_Stored rows_.
--- begin ---

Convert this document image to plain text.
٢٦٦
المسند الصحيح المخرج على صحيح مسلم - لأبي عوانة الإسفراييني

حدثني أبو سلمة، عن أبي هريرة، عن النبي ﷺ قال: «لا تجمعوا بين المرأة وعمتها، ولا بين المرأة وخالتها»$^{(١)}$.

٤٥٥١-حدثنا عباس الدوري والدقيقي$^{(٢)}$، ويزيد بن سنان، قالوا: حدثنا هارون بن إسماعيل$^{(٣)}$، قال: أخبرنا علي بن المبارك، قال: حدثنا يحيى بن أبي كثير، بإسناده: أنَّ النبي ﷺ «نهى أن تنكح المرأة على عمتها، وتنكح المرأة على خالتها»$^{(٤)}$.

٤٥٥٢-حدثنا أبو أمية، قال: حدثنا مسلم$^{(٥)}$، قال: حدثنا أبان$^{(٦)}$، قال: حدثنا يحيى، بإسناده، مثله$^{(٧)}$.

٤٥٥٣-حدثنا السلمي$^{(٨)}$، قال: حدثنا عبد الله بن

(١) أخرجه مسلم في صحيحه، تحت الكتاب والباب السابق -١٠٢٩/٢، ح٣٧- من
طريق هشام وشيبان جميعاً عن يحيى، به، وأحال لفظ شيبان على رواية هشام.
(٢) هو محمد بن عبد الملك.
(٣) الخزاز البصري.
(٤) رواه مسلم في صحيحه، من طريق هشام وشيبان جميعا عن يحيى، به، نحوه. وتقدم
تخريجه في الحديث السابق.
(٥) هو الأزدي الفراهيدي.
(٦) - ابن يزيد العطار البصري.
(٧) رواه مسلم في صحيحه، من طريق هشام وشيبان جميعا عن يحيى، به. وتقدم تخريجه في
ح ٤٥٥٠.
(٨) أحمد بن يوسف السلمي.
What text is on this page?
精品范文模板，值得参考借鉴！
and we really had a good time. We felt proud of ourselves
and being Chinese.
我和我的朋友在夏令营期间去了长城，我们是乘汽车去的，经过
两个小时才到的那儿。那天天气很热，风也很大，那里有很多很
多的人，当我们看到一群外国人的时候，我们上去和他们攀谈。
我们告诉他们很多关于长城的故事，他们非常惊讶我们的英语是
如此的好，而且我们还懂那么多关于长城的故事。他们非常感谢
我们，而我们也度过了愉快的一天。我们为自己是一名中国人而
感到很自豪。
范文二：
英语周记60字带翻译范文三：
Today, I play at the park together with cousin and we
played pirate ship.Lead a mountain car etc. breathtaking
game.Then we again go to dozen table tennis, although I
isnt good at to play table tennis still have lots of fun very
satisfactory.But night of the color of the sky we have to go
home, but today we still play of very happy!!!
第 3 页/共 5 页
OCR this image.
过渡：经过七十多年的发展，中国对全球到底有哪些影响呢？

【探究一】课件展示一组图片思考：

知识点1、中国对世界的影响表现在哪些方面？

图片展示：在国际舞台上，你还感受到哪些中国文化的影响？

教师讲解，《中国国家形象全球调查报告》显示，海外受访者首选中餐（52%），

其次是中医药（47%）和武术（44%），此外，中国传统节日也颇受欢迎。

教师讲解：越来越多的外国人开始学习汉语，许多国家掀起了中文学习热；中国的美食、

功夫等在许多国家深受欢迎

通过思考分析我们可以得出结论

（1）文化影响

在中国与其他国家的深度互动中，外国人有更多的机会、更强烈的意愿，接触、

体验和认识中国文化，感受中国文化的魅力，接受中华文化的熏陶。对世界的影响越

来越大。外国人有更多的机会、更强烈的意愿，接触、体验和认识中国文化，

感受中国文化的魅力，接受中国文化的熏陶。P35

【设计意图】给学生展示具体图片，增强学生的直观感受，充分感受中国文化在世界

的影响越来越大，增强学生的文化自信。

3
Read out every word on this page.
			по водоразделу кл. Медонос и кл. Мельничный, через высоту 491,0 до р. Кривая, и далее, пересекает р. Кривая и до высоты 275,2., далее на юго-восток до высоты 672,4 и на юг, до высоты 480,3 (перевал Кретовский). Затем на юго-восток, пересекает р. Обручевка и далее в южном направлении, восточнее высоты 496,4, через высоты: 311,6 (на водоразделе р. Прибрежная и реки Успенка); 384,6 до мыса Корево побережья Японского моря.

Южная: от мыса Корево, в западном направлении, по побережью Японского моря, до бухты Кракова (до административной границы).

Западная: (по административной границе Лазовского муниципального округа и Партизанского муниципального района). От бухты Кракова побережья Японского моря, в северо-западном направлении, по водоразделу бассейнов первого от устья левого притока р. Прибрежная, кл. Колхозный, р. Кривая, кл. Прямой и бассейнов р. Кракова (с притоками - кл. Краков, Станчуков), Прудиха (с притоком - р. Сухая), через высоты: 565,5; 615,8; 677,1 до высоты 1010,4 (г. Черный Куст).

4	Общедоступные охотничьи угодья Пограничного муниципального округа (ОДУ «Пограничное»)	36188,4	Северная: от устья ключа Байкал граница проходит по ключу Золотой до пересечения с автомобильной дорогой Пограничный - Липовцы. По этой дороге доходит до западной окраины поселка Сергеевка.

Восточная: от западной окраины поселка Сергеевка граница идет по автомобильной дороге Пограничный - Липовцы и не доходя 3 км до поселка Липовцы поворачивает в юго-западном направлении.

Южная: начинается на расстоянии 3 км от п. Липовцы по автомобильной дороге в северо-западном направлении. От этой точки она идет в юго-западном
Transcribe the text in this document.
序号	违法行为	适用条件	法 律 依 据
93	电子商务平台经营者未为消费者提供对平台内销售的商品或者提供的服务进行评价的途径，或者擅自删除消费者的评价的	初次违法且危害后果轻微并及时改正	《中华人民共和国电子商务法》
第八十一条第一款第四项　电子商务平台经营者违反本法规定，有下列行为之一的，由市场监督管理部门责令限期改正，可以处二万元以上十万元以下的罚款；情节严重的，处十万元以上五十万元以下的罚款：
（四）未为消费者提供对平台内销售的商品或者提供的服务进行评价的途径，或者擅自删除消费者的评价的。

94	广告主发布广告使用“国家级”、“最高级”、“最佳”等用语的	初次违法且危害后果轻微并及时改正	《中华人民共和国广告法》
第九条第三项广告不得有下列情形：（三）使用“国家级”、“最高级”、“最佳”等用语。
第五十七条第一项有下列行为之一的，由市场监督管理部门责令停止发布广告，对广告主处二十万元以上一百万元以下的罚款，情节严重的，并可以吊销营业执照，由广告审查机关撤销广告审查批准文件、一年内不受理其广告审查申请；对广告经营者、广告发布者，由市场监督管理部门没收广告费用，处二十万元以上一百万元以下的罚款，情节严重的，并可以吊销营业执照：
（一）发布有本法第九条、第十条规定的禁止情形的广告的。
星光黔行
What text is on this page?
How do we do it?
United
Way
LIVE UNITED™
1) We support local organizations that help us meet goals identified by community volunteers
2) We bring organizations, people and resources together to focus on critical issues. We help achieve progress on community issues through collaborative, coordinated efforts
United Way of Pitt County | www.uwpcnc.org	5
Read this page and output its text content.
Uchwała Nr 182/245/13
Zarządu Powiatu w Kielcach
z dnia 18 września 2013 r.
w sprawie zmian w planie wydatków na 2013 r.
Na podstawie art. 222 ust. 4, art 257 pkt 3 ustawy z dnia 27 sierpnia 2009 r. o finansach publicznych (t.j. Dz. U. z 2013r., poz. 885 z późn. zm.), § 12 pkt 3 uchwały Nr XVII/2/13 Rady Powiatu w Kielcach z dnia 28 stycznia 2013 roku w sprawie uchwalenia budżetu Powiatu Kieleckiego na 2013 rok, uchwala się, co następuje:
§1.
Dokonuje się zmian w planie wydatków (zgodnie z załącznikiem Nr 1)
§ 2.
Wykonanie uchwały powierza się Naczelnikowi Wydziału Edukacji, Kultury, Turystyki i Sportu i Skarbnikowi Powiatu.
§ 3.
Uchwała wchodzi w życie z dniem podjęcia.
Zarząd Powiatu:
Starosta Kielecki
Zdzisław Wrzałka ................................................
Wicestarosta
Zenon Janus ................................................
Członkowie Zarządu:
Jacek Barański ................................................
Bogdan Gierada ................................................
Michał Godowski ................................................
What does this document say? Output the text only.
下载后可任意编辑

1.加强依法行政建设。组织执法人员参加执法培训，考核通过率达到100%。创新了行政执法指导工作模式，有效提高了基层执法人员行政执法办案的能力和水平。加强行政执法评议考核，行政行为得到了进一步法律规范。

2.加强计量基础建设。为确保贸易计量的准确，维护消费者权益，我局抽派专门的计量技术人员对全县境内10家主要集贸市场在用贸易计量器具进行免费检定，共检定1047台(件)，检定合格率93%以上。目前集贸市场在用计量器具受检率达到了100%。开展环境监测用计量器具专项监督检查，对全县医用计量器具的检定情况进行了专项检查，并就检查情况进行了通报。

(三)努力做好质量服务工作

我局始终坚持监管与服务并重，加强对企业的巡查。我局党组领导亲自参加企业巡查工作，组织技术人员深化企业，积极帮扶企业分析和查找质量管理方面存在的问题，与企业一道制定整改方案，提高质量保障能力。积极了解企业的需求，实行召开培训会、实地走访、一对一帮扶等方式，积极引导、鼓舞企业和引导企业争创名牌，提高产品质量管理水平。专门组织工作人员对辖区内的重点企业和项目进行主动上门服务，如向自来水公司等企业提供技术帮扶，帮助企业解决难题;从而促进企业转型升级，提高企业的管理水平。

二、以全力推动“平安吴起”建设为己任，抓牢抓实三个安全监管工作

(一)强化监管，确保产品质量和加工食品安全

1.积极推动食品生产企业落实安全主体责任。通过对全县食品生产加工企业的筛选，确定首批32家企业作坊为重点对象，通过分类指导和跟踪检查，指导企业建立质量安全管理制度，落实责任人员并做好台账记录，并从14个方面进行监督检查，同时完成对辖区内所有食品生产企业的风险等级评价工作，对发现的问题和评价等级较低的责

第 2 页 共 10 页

--- end ---

_Problem statement_.
Take each line of the material that contains the word "البصري" and list it.

_Final answer_.
(٣) الخزاز البصري.
(٦) - ابن يزيد العطار البصري.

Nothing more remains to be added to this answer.